• _Material for this task_:
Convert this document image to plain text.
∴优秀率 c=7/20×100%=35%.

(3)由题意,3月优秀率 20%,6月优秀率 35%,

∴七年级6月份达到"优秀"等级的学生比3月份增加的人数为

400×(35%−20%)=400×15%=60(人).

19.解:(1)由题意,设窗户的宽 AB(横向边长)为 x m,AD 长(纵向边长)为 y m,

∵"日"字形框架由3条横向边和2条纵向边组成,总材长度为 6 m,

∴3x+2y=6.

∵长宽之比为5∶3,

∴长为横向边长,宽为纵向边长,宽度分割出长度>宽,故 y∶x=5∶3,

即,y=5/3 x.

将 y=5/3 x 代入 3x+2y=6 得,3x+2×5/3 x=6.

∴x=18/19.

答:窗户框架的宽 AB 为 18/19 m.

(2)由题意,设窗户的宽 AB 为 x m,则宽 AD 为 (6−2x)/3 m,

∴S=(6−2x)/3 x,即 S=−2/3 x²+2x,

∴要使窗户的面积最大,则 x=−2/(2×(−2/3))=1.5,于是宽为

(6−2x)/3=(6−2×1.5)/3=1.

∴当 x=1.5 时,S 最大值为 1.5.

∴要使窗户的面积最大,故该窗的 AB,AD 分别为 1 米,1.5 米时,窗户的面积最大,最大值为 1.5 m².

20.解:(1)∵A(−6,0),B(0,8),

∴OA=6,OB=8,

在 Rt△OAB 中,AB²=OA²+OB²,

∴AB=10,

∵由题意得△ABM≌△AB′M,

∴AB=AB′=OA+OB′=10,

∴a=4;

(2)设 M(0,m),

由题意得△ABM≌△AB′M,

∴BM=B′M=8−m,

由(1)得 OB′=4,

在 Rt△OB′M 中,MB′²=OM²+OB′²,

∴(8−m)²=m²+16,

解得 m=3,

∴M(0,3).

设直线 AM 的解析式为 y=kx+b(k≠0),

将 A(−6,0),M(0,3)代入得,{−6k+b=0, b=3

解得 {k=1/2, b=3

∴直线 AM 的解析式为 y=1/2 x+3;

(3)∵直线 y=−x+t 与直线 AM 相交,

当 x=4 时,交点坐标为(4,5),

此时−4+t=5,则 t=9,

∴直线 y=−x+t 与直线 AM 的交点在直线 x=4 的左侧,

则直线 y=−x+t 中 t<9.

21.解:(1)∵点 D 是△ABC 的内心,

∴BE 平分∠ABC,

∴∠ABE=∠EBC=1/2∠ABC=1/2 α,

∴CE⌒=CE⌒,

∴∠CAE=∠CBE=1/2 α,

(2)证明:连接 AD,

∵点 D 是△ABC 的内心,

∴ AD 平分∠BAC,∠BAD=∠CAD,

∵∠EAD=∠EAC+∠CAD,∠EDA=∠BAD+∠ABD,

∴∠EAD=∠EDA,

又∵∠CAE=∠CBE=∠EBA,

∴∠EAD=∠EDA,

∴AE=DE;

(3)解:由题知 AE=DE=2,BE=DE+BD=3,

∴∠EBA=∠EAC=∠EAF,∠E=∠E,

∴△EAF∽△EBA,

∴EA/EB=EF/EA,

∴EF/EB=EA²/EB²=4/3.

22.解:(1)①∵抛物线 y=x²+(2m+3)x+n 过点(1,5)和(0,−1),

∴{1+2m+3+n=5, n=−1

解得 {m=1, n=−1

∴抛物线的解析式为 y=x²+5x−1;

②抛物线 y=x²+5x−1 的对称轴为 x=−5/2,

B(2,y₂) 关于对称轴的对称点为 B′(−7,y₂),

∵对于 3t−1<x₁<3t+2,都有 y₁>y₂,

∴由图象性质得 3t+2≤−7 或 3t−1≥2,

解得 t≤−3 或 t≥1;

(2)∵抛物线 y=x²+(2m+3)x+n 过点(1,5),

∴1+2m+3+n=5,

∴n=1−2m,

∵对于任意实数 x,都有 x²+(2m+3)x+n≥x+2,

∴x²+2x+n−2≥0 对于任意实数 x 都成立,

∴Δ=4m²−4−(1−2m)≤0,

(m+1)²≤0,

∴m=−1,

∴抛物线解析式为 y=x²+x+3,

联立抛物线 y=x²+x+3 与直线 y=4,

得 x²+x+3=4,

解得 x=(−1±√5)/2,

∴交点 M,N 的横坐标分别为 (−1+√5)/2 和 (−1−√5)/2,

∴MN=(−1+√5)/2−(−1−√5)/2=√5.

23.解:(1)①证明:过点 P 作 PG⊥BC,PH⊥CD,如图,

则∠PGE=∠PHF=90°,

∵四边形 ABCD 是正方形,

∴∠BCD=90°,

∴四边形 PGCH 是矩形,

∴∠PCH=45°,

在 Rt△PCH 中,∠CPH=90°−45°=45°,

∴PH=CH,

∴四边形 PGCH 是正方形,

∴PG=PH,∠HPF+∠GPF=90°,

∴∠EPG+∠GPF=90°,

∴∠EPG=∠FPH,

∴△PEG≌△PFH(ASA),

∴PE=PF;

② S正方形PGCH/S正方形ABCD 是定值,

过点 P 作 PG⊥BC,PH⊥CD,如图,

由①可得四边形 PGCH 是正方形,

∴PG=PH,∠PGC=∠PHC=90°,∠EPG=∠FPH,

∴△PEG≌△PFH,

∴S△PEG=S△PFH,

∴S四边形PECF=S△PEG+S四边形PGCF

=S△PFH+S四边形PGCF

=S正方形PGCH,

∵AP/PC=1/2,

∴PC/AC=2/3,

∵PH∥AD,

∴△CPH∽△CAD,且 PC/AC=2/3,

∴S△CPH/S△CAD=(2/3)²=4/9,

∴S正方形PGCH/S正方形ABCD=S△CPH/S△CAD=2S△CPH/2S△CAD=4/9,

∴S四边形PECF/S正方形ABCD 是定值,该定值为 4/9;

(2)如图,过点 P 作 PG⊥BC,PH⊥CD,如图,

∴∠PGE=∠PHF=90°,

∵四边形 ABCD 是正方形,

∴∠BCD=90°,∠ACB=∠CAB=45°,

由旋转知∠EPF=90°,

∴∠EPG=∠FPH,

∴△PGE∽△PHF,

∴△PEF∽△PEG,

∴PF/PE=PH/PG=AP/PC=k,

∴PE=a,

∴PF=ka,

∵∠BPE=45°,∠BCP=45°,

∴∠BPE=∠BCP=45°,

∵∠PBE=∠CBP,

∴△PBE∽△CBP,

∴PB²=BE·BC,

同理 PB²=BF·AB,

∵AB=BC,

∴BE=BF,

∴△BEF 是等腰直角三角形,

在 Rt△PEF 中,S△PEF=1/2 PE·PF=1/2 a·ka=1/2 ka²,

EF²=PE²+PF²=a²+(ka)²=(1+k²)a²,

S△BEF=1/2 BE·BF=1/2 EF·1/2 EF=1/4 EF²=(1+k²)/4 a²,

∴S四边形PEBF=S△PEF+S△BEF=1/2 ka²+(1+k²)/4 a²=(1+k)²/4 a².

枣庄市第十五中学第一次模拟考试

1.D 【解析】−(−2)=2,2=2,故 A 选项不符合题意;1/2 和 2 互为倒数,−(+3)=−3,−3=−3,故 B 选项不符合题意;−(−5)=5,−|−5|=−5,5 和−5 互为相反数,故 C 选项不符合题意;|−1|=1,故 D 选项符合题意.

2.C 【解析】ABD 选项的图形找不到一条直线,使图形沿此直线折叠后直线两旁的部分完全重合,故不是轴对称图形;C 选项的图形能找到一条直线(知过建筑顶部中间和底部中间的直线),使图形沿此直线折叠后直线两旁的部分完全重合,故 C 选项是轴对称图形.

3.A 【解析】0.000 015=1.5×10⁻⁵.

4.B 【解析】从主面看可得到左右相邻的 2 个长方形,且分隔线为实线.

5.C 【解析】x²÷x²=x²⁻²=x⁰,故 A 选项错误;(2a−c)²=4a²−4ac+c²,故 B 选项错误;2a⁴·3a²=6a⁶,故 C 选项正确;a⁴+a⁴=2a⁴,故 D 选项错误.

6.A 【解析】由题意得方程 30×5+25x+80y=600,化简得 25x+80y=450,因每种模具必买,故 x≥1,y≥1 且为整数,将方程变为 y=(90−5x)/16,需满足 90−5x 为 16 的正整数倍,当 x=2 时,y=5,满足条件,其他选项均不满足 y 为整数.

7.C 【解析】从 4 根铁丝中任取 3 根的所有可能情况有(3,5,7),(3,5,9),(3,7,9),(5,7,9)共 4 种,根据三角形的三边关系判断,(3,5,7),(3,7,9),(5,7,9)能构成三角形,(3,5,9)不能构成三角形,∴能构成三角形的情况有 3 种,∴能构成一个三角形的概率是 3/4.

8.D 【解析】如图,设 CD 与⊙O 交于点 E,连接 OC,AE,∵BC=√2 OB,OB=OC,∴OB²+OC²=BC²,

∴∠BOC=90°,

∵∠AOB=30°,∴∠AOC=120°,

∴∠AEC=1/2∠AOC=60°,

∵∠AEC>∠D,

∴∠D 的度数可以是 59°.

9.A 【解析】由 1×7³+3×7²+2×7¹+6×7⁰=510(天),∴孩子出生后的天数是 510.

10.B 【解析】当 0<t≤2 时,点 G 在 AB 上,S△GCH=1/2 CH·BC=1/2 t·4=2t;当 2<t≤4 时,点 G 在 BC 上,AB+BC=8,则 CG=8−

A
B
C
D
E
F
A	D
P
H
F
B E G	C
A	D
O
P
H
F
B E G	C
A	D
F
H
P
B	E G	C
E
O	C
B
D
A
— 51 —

• _Problem to solve_: The lines to collect are those holding the string "S四边形PGCF"; copy them all.

• _Final result_:
∴S四边形PECF=S△PEG+S四边形PGCF
=S△PFH+S四边形PGCF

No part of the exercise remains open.